*** THE DATA Section Begins ***
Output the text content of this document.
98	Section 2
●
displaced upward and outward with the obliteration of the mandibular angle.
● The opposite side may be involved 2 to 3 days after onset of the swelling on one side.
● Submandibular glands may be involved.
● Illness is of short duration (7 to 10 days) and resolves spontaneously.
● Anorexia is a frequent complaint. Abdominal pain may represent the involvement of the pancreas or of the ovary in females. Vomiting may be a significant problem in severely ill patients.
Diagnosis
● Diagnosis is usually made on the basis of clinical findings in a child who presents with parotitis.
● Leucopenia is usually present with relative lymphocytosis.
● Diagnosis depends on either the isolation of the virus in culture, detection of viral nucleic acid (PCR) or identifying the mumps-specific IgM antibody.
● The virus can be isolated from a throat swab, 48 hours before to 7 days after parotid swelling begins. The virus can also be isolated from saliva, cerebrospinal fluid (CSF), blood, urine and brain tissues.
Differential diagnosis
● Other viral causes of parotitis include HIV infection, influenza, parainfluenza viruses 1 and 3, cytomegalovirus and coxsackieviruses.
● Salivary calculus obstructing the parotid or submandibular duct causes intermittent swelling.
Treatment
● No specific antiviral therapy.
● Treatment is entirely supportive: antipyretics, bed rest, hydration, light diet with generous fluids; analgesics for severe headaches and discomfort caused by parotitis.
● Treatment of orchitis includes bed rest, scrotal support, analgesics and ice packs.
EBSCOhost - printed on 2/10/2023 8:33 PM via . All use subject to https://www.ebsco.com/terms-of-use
*** THE DATA Section Ends ***
Every line above must be reproduced exactly as it stands.

Output the text content of this document.
98	Section 2
●
displaced upward and outward with the obliteration of the mandibular angle.
● The opposite side may be involved 2 to 3 days after onset of the swelling on one side.
● Submandibular glands may be involved.
● Illness is of short duration (7 to 10 days) and resolves spontaneously.
● Anorexia is a frequent complaint. Abdominal pain may represent the involvement of the pancreas or of the ovary in females. Vomiting may be a significant problem in severely ill patients.
Diagnosis
● Diagnosis is usually made on the basis of clinical findings in a child who presents with parotitis.
● Leucopenia is usually present with relative lymphocytosis.
● Diagnosis depends on either the isolation of the virus in culture, detection of viral nucleic acid (PCR) or identifying the mumps-specific IgM antibody.
● The virus can be isolated from a throat swab, 48 hours before to 7 days after parotid swelling begins. The virus can also be isolated from saliva, cerebrospinal fluid (CSF), blood, urine and brain tissues.
Differential diagnosis
● Other viral causes of parotitis include HIV infection, influenza, parainfluenza viruses 1 and 3, cytomegalovirus and coxsackieviruses.
● Salivary calculus obstructing the parotid or submandibular duct causes intermittent swelling.
Treatment
● No specific antiviral therapy.
● Treatment is entirely supportive: antipyretics, bed rest, hydration, light diet with generous fluids; analgesics for severe headaches and discomfort caused by parotitis.
● Treatment of orchitis includes bed rest, scrotal support, analgesics and ice packs.
EBSCOhost - printed on 2/10/2023 8:33 PM via . All use subject to https://www.ebsco.com/terms-of-use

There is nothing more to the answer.